[Data excerpts]
● ● ●

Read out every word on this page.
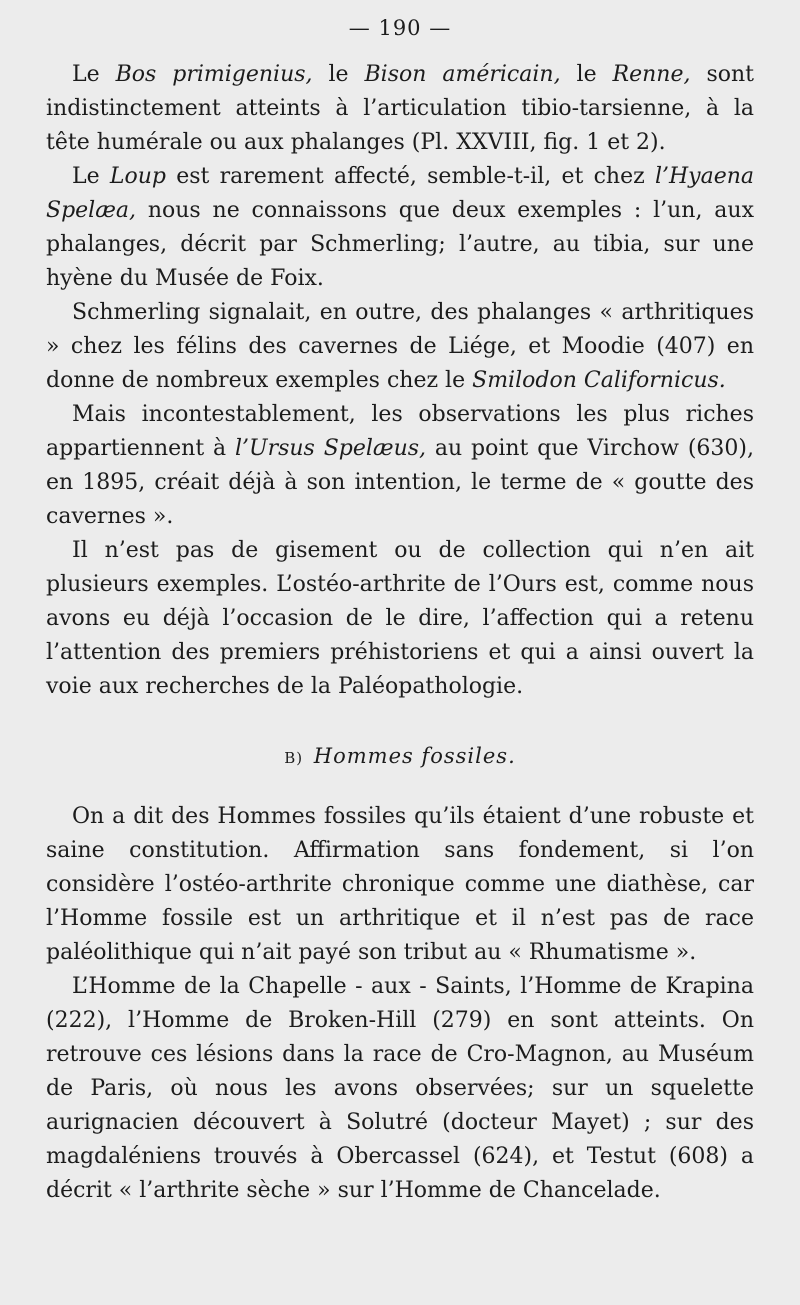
— 190 —

Le Bos primigenius, le Bison américain, le Renne, sont indistinctement atteints à l’articulation tibio-tarsienne, à la tête humérale ou aux phalanges (Pl. XXVIII, fig. 1 et 2).

Le Loup est rarement affecté, semble-t-il, et chez l’Hyaena Spelæa, nous ne connaissons que deux exemples : l’un, aux phalanges, décrit par Schmerling; l’autre, au tibia, sur une hyène du Musée de Foix.

Schmerling signalait, en outre, des phalanges « arthritiques » chez les félins des cavernes de Liége, et Moodie (407) en donne de nombreux exemples chez le Smilodon Californicus.

Mais incontestablement, les observations les plus riches appartiennent à l’Ursus Spelæus, au point que Virchow (630), en 1895, créait déjà à son intention, le terme de « goutte des cavernes ».

Il n’est pas de gisement ou de collection qui n’en ait plusieurs exemples. L’ostéo-arthrite de l’Ours est, comme nous avons eu déjà l’occasion de le dire, l’affection qui a retenu l’attention des premiers préhistoriens et qui a ainsi ouvert la voie aux recherches de la Paléopathologie.

B) Hommes fossiles.

On a dit des Hommes fossiles qu’ils étaient d’une robuste et saine constitution. Affirmation sans fondement, si l’on considère l’ostéo-arthrite chronique comme une diathèse, car l’Homme fossile est un arthritique et il n’est pas de race paléolithique qui n’ait payé son tribut au « Rhumatisme ».

L’Homme de la Chapelle - aux - Saints, l’Homme de Krapina (222), l’Homme de Broken-Hill (279) en sont atteints. On retrouve ces lésions dans la race de Cro-Magnon, au Muséum de Paris, où nous les avons observées; sur un squelette aurignacien découvert à Solutré (docteur Mayet) ; sur des magdaléniens trouvés à Obercassel (624), et Testut (608) a décrit « l’arthrite sèche » sur l’Homme de Chancelade.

● ● ●

- _YOUR GOAL_
Select all lines in the listing that include the word "Hommes".

- _EXPECTED OUTPUT_
B) Hommes fossiles.
On a dit des Hommes fossiles qu’ils étaient d’une robuste et saine constitution. Affirmation sans fondement, si l’on considère l’ostéo-arthrite chronique comme une diathèse, car l’Homme fossile est un arthritique et il n’est pas de race paléolithique qui n’ait payé son tribut au « Rhumatisme ».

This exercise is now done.